#### INSTRUCTIONS TO FOLLOW:
Retype all the records with nothing changed.

[START EXTRACTED MATERIAL]

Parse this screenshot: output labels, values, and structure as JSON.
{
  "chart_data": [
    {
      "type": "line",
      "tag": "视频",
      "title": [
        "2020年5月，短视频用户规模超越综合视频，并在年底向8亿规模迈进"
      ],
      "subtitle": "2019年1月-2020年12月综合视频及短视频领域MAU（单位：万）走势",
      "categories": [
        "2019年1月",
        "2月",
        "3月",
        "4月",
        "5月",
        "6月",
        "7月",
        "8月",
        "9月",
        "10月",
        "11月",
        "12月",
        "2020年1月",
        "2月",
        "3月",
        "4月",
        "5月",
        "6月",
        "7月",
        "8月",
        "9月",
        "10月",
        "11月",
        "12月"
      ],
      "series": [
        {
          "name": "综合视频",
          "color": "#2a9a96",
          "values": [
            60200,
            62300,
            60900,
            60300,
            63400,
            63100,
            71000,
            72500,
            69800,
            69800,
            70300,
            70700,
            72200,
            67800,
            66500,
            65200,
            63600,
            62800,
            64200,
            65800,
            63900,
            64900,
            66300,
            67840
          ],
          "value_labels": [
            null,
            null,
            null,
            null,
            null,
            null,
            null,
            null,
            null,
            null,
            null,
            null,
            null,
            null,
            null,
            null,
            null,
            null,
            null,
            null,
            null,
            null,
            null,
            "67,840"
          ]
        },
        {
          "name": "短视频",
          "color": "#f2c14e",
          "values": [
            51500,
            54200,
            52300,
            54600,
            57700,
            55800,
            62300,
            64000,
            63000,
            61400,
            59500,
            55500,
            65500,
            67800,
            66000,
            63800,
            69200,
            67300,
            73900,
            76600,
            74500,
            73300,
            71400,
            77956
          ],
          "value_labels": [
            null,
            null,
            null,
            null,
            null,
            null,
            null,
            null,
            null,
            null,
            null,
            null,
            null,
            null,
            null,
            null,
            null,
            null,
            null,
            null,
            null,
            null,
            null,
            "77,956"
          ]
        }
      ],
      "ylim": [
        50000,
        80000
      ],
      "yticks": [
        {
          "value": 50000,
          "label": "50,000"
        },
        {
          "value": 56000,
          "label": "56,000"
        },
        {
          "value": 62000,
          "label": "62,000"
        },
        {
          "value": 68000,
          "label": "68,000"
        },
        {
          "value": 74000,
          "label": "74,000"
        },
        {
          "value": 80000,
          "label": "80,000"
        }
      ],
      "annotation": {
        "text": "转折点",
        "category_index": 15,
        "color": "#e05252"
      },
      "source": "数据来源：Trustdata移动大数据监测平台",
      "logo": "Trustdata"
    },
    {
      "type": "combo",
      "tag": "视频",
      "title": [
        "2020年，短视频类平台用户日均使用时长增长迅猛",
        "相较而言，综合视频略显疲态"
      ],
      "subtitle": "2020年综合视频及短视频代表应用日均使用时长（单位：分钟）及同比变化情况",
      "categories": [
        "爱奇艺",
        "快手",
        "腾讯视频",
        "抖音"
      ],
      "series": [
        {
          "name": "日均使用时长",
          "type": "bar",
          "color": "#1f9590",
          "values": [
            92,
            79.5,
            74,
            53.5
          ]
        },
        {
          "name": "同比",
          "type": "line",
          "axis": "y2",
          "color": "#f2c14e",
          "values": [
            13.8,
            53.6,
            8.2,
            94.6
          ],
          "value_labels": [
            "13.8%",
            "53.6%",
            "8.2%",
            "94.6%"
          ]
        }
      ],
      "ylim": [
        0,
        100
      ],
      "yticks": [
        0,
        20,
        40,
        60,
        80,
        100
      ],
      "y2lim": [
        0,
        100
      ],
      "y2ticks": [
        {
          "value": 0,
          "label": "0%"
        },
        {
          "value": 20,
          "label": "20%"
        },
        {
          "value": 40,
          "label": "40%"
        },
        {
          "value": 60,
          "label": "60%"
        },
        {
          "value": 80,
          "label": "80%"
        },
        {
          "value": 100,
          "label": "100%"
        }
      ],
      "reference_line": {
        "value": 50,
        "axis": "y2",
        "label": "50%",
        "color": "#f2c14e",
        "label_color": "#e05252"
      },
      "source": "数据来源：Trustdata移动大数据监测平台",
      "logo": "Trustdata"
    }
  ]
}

[END EXTRACTED MATERIAL]

#### CORRECT RESULT:
Parse this screenshot: output labels, values, and structure as JSON.
{
  "chart_data": [
    {
      "type": "line",
      "tag": "视频",
      "title": [
        "2020年5月，短视频用户规模超越综合视频，并在年底向8亿规模迈进"
      ],
      "subtitle": "2019年1月-2020年12月综合视频及短视频领域MAU（单位：万）走势",
      "categories": [
        "2019年1月",
        "2月",
        "3月",
        "4月",
        "5月",
        "6月",
        "7月",
        "8月",
        "9月",
        "10月",
        "11月",
        "12月",
        "2020年1月",
        "2月",
        "3月",
        "4月",
        "5月",
        "6月",
        "7月",
        "8月",
        "9月",
        "10月",
        "11月",
        "12月"
      ],
      "series": [
        {
          "name": "综合视频",
          "color": "#2a9a96",
          "values": [
            60200,
            62300,
            60900,
            60300,
            63400,
            63100,
            71000,
            72500,
            69800,
            69800,
            70300,
            70700,
            72200,
            67800,
            66500,
            65200,
            63600,
            62800,
            64200,
            65800,
            63900,
            64900,
            66300,
            67840
          ],
          "value_labels": [
            null,
            null,
            null,
            null,
            null,
            null,
            null,
            null,
            null,
            null,
            null,
            null,
            null,
            null,
            null,
            null,
            null,
            null,
            null,
            null,
            null,
            null,
            null,
            "67,840"
          ]
        },
        {
          "name": "短视频",
          "color": "#f2c14e",
          "values": [
            51500,
            54200,
            52300,
            54600,
            57700,
            55800,
            62300,
            64000,
            63000,
            61400,
            59500,
            55500,
            65500,
            67800,
            66000,
            63800,
            69200,
            67300,
            73900,
            76600,
            74500,
            73300,
            71400,
            77956
          ],
          "value_labels": [
            null,
            null,
            null,
            null,
            null,
            null,
            null,
            null,
            null,
            null,
            null,
            null,
            null,
            null,
            null,
            null,
            null,
            null,
            null,
            null,
            null,
            null,
            null,
            "77,956"
          ]
        }
      ],
      "ylim": [
        50000,
        80000
      ],
      "yticks": [
        {
          "value": 50000,
          "label": "50,000"
        },
        {
          "value": 56000,
          "label": "56,000"
        },
        {
          "value": 62000,
          "label": "62,000"
        },
        {
          "value": 68000,
          "label": "68,000"
        },
        {
          "value": 74000,
          "label": "74,000"
        },
        {
          "value": 80000,
          "label": "80,000"
        }
      ],
      "annotation": {
        "text": "转折点",
        "category_index": 15,
        "color": "#e05252"
      },
      "source": "数据来源：Trustdata移动大数据监测平台",
      "logo": "Trustdata"
    },
    {
      "type": "combo",
      "tag": "视频",
      "title": [
        "2020年，短视频类平台用户日均使用时长增长迅猛",
        "相较而言，综合视频略显疲态"
      ],
      "subtitle": "2020年综合视频及短视频代表应用日均使用时长（单位：分钟）及同比变化情况",
      "categories": [
        "爱奇艺",
        "快手",
        "腾讯视频",
        "抖音"
      ],
      "series": [
        {
          "name": "日均使用时长",
          "type": "bar",
          "color": "#1f9590",
          "values": [
            92,
            79.5,
            74,
            53.5
          ]
        },
        {
          "name": "同比",
          "type": "line",
          "axis": "y2",
          "color": "#f2c14e",
          "values": [
            13.8,
            53.6,
            8.2,
            94.6
          ],
          "value_labels": [
            "13.8%",
            "53.6%",
            "8.2%",
            "94.6%"
          ]
        }
      ],
      "ylim": [
        0,
        100
      ],
      "yticks": [
        0,
        20,
        40,
        60,
        80,
        100
      ],
      "y2lim": [
        0,
        100
      ],
      "y2ticks": [
        {
          "value": 0,
          "label": "0%"
        },
        {
          "value": 20,
          "label": "20%"
        },
        {
          "value": 40,
          "label": "40%"
        },
        {
          "value": 60,
          "label": "60%"
        },
        {
          "value": 80,
          "label": "80%"
        },
        {
          "value": 100,
          "label": "100%"
        }
      ],
      "reference_line": {
        "value": 50,
        "axis": "y2",
        "label": "50%",
        "color": "#f2c14e",
        "label_color": "#e05252"
      },
      "source": "数据来源：Trustdata移动大数据监测平台",
      "logo": "Trustdata"
    }
  ]
}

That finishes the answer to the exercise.